::: Exercise inputs
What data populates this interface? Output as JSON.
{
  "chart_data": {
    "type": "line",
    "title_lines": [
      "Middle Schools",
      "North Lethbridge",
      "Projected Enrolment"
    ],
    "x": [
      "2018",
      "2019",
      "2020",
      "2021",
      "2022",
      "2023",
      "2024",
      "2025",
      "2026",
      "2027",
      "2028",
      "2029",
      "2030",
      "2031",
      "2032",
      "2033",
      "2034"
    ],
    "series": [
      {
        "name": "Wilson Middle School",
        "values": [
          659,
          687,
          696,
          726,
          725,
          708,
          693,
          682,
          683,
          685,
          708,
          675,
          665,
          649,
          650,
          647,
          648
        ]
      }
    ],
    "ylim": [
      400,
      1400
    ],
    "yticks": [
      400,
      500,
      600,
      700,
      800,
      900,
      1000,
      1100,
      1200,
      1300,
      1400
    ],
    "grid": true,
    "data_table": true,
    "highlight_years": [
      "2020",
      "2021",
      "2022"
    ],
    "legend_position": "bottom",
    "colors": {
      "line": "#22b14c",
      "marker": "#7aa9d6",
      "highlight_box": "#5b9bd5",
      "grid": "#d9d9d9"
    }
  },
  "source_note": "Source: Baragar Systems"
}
::::::
Filter the records, keeping only lines that contain "Middle", and show those lines.

◆ Exercise solution ◆
      "Middle Schools",
        "name": "Wilson Middle School",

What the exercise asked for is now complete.